* _EXERCISE GOAL_:
Return each line of the records with nothing changed, pictures excepted.

--- Start of DATASET EXTRACT ---

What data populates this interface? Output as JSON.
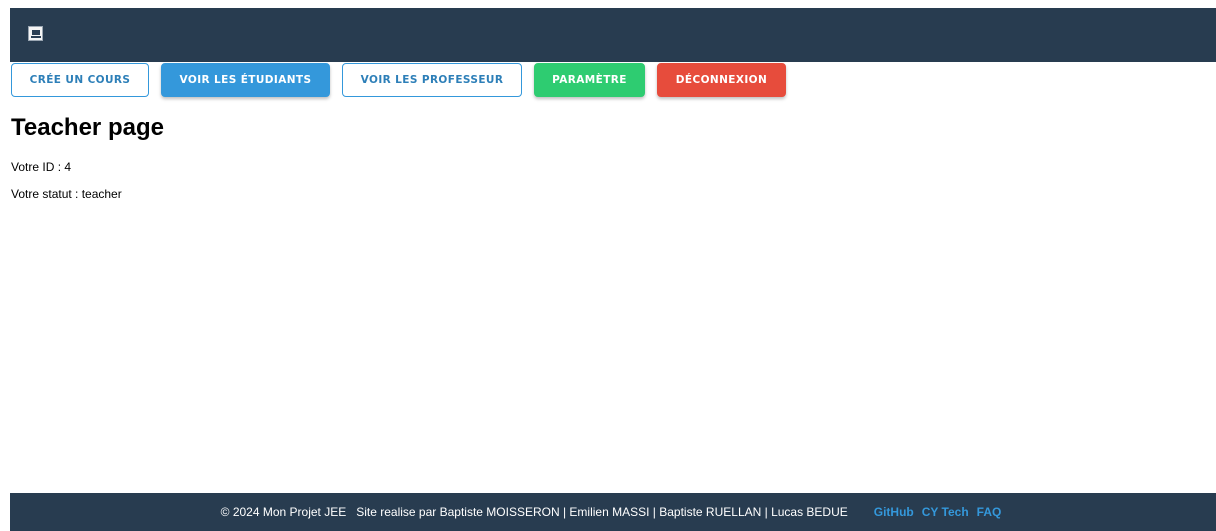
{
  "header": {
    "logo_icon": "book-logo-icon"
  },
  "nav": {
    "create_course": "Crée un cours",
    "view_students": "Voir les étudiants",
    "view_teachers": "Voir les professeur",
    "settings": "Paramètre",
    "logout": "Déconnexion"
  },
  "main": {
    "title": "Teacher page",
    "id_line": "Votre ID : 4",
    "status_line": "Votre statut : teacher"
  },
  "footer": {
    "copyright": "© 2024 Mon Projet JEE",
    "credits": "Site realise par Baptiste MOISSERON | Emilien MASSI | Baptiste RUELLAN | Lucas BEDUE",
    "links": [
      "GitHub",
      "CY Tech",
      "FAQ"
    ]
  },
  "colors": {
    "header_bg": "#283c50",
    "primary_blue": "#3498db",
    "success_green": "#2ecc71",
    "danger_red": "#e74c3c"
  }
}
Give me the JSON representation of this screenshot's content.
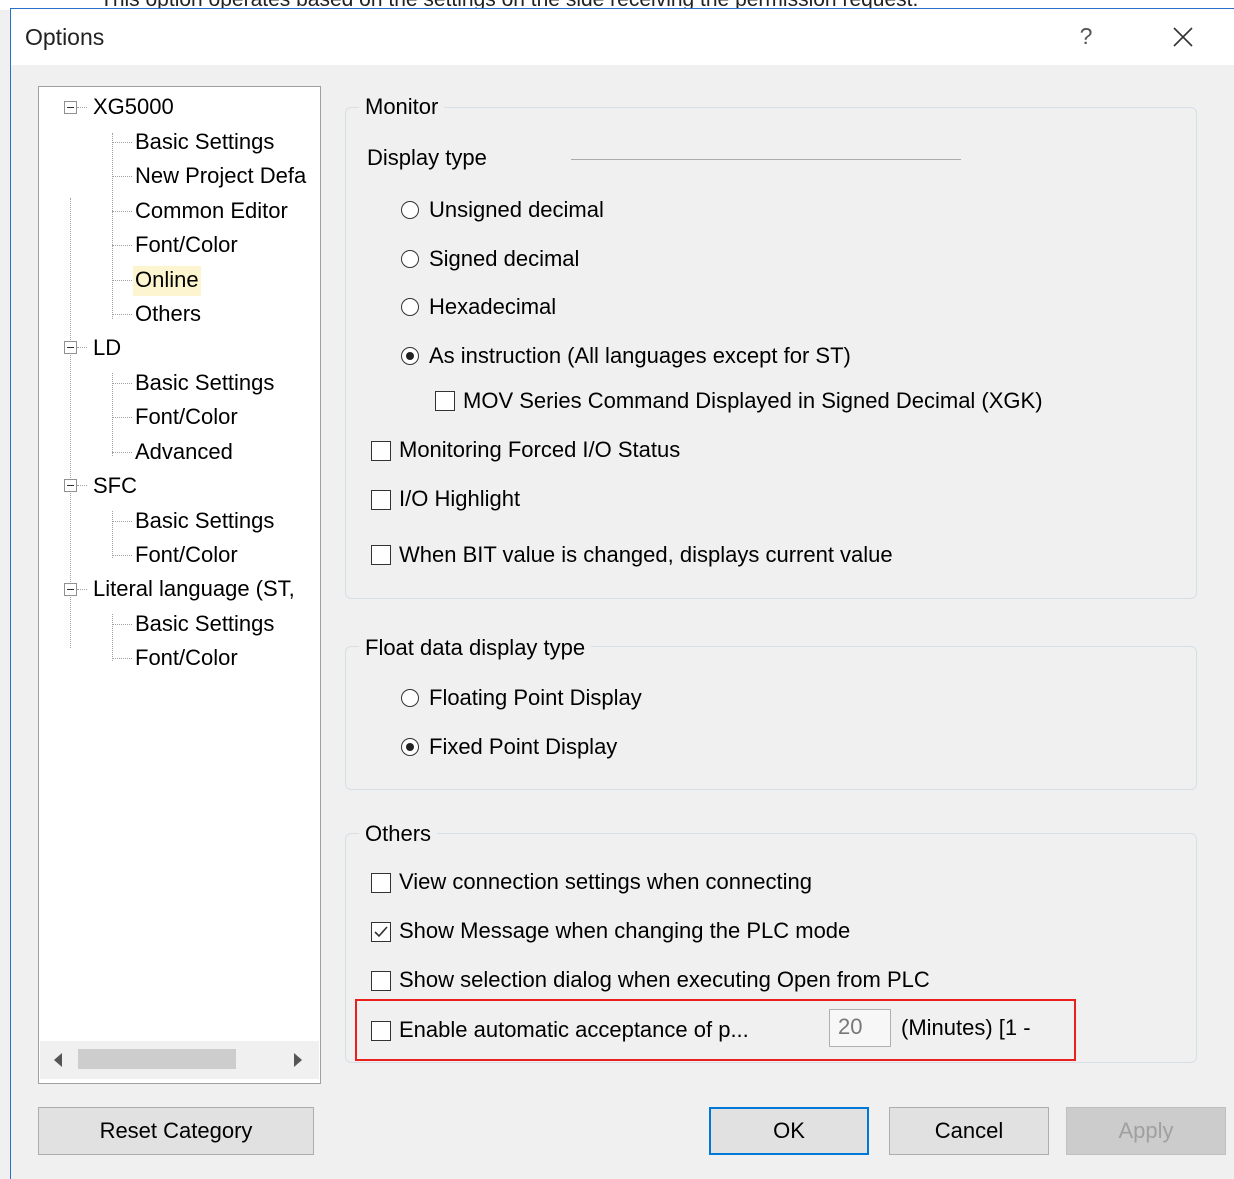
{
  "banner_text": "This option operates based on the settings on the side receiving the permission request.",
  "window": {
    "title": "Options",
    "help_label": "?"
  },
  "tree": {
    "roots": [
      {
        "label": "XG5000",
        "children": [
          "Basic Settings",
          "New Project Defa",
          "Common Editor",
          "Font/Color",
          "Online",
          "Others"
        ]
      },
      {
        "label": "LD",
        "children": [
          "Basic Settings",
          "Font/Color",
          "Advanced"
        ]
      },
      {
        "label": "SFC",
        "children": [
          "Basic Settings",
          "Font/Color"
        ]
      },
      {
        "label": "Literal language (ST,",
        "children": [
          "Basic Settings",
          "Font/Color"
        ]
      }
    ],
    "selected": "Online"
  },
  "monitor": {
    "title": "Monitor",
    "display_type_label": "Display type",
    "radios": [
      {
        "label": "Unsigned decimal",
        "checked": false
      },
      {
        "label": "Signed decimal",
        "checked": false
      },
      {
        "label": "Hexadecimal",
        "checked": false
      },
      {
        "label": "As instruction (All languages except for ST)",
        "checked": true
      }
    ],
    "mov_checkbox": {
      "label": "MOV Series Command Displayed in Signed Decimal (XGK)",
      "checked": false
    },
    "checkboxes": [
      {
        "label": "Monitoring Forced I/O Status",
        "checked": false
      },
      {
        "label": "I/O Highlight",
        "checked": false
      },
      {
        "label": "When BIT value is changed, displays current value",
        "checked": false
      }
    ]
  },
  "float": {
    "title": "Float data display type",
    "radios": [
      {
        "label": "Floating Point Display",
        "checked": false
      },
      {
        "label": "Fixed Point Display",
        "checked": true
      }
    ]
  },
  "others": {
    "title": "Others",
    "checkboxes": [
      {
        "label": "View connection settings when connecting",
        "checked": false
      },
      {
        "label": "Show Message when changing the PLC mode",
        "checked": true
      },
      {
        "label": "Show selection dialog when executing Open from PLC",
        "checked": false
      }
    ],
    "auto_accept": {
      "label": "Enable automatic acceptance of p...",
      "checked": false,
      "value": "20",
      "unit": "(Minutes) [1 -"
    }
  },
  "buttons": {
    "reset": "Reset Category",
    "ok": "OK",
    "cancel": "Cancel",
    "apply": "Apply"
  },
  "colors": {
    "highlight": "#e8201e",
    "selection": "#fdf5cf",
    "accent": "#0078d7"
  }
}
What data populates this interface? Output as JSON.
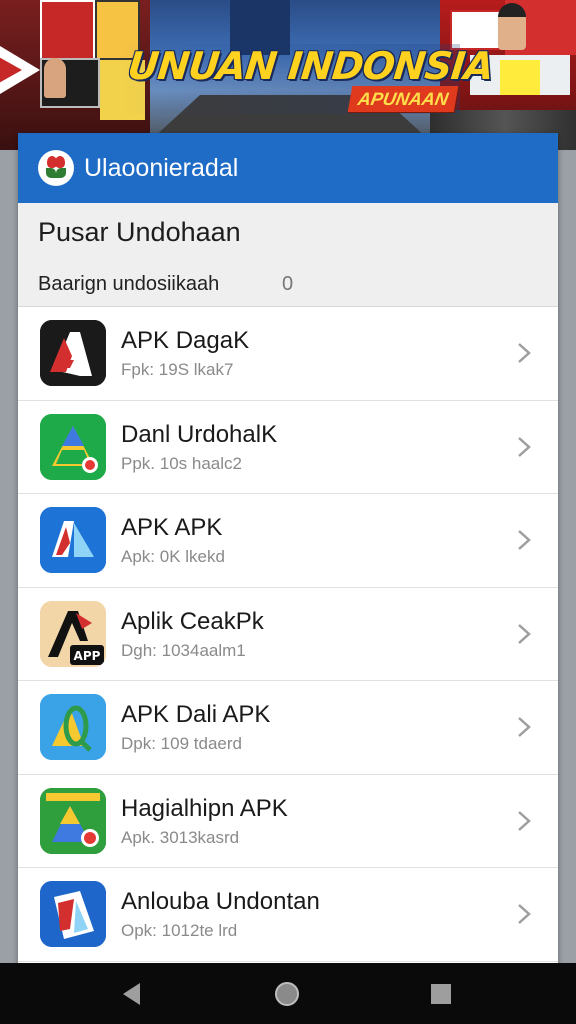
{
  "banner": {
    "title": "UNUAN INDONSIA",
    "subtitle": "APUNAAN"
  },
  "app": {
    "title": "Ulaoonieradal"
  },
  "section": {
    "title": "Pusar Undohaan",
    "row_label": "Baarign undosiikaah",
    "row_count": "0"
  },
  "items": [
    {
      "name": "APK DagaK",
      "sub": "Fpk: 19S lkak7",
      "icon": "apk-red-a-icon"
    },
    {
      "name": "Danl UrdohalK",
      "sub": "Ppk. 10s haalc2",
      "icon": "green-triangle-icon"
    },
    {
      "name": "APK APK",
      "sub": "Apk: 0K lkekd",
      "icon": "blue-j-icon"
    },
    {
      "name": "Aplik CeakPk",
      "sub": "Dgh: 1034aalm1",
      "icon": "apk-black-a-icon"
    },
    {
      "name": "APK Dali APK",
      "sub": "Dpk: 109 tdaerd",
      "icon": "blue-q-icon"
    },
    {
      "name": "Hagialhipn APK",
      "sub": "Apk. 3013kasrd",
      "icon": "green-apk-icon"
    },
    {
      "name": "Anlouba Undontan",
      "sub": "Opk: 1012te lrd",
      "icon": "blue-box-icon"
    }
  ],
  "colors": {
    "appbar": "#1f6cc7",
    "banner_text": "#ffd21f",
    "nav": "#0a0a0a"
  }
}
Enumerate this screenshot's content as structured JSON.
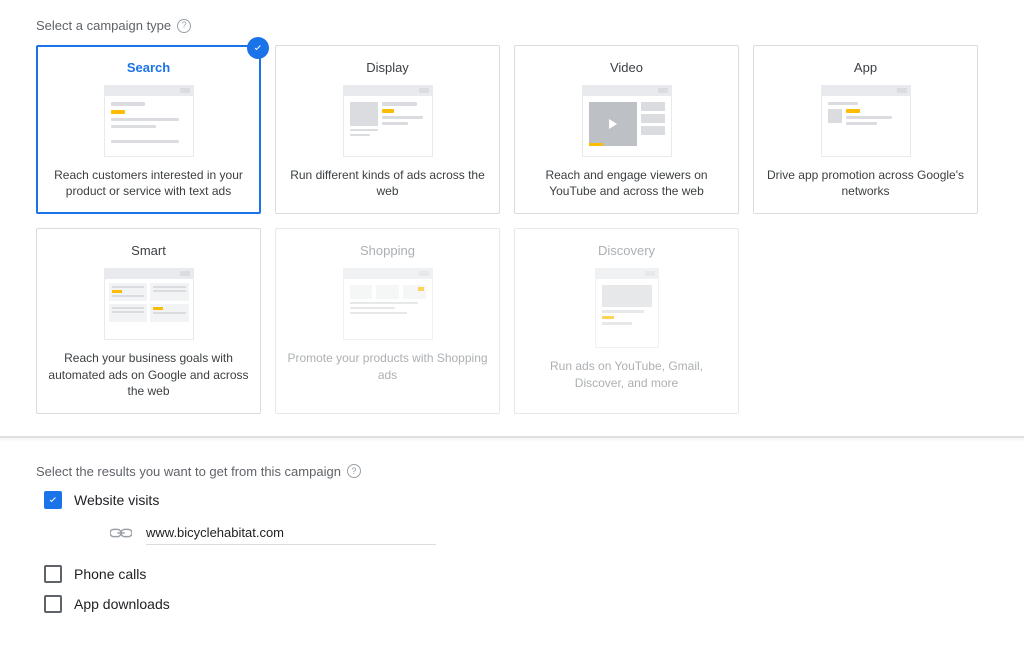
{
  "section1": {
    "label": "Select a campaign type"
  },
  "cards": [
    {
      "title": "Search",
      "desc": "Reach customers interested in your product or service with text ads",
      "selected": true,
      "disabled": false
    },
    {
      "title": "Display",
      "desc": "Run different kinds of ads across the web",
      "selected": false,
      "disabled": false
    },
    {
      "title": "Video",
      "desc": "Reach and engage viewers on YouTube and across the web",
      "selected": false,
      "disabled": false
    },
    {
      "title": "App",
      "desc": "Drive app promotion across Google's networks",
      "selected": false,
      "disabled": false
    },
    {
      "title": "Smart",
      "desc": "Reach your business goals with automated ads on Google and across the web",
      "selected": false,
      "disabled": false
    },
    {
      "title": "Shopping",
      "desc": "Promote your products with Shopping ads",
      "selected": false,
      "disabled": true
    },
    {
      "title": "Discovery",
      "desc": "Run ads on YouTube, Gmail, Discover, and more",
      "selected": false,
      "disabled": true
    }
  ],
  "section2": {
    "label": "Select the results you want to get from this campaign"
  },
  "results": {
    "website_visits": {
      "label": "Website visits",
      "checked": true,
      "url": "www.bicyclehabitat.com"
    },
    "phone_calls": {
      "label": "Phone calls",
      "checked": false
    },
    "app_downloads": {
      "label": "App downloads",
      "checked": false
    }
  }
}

--- End of DATASET EXTRACT ---

* _REPLY_:
What data populates this interface? Output as JSON.
{
  "header": {
    "logo_icon": "book-logo-icon"
  },
  "nav": {
    "create_course": "Crée un cours",
    "view_students": "Voir les étudiants",
    "view_teachers": "Voir les professeur",
    "settings": "Paramètre",
    "logout": "Déconnexion"
  },
  "main": {
    "title": "Teacher page",
    "id_line": "Votre ID : 4",
    "status_line": "Votre statut : teacher"
  },
  "footer": {
    "copyright": "© 2024 Mon Projet JEE",
    "credits": "Site realise par Baptiste MOISSERON | Emilien MASSI | Baptiste RUELLAN | Lucas BEDUE",
    "links": [
      "GitHub",
      "CY Tech",
      "FAQ"
    ]
  },
  "colors": {
    "header_bg": "#283c50",
    "primary_blue": "#3498db",
    "success_green": "#2ecc71",
    "danger_red": "#e74c3c"
  }
}
Give me the JSON representation of this screenshot's content.
{
  "banner_text": "This option operates based on the settings on the side receiving the permission request.",
  "window": {
    "title": "Options",
    "help_label": "?"
  },
  "tree": {
    "roots": [
      {
        "label": "XG5000",
        "children": [
          "Basic Settings",
          "New Project Defa",
          "Common Editor",
          "Font/Color",
          "Online",
          "Others"
        ]
      },
      {
        "label": "LD",
        "children": [
          "Basic Settings",
          "Font/Color",
          "Advanced"
        ]
      },
      {
        "label": "SFC",
        "children": [
          "Basic Settings",
          "Font/Color"
        ]
      },
      {
        "label": "Literal language (ST,",
        "children": [
          "Basic Settings",
          "Font/Color"
        ]
      }
    ],
    "selected": "Online"
  },
  "monitor": {
    "title": "Monitor",
    "display_type_label": "Display type",
    "radios": [
      {
        "label": "Unsigned decimal",
        "checked": false
      },
      {
        "label": "Signed decimal",
        "checked": false
      },
      {
        "label": "Hexadecimal",
        "checked": false
      },
      {
        "label": "As instruction (All languages except for ST)",
        "checked": true
      }
    ],
    "mov_checkbox": {
      "label": "MOV Series Command Displayed in Signed Decimal (XGK)",
      "checked": false
    },
    "checkboxes": [
      {
        "label": "Monitoring Forced I/O Status",
        "checked": false
      },
      {
        "label": "I/O Highlight",
        "checked": false
      },
      {
        "label": "When BIT value is changed, displays current value",
        "checked": false
      }
    ]
  },
  "float": {
    "title": "Float data display type",
    "radios": [
      {
        "label": "Floating Point Display",
        "checked": false
      },
      {
        "label": "Fixed Point Display",
        "checked": true
      }
    ]
  },
  "others": {
    "title": "Others",
    "checkboxes": [
      {
        "label": "View connection settings when connecting",
        "checked": false
      },
      {
        "label": "Show Message when changing the PLC mode",
        "checked": true
      },
      {
        "label": "Show selection dialog when executing Open from PLC",
        "checked": false
      }
    ],
    "auto_accept": {
      "label": "Enable automatic acceptance of p...",
      "checked": false,
      "value": "20",
      "unit": "(Minutes) [1 -"
    }
  },
  "buttons": {
    "reset": "Reset Category",
    "ok": "OK",
    "cancel": "Cancel",
    "apply": "Apply"
  },
  "colors": {
    "highlight": "#e8201e",
    "selection": "#fdf5cf",
    "accent": "#0078d7"
  }
}
What data populates this interface? Output as JSON.
{
  "banner": {
    "title": "UNUAN INDONSIA",
    "subtitle": "APUNAAN"
  },
  "app": {
    "title": "Ulaoonieradal"
  },
  "section": {
    "title": "Pusar Undohaan",
    "row_label": "Baarign undosiikaah",
    "row_count": "0"
  },
  "items": [
    {
      "name": "APK DagaK",
      "sub": "Fpk: 19S lkak7",
      "icon": "apk-red-a-icon"
    },
    {
      "name": "Danl UrdohalK",
      "sub": "Ppk. 10s haalc2",
      "icon": "green-triangle-icon"
    },
    {
      "name": "APK APK",
      "sub": "Apk: 0K lkekd",
      "icon": "blue-j-icon"
    },
    {
      "name": "Aplik CeakPk",
      "sub": "Dgh: 1034aalm1",
      "icon": "apk-black-a-icon"
    },
    {
      "name": "APK Dali APK",
      "sub": "Dpk: 109 tdaerd",
      "icon": "blue-q-icon"
    },
    {
      "name": "Hagialhipn APK",
      "sub": "Apk. 3013kasrd",
      "icon": "green-apk-icon"
    },
    {
      "name": "Anlouba Undontan",
      "sub": "Opk: 1012te lrd",
      "icon": "blue-box-icon"
    }
  ],
  "colors": {
    "appbar": "#1f6cc7",
    "banner_text": "#ffd21f",
    "nav": "#0a0a0a"
  }
}
Enumerate this screenshot's content as structured JSON.
{
  "section1": {
    "label": "Select a campaign type"
  },
  "cards": [
    {
      "title": "Search",
      "desc": "Reach customers interested in your product or service with text ads",
      "selected": true,
      "disabled": false
    },
    {
      "title": "Display",
      "desc": "Run different kinds of ads across the web",
      "selected": false,
      "disabled": false
    },
    {
      "title": "Video",
      "desc": "Reach and engage viewers on YouTube and across the web",
      "selected": false,
      "disabled": false
    },
    {
      "title": "App",
      "desc": "Drive app promotion across Google's networks",
      "selected": false,
      "disabled": false
    },
    {
      "title": "Smart",
      "desc": "Reach your business goals with automated ads on Google and across the web",
      "selected": false,
      "disabled": false
    },
    {
      "title": "Shopping",
      "desc": "Promote your products with Shopping ads",
      "selected": false,
      "disabled": true
    },
    {
      "title": "Discovery",
      "desc": "Run ads on YouTube, Gmail, Discover, and more",
      "selected": false,
      "disabled": true
    }
  ],
  "section2": {
    "label": "Select the results you want to get from this campaign"
  },
  "results": {
    "website_visits": {
      "label": "Website visits",
      "checked": true,
      "url": "www.bicyclehabitat.com"
    },
    "phone_calls": {
      "label": "Phone calls",
      "checked": false
    },
    "app_downloads": {
      "label": "App downloads",
      "checked": false
    }
  }
}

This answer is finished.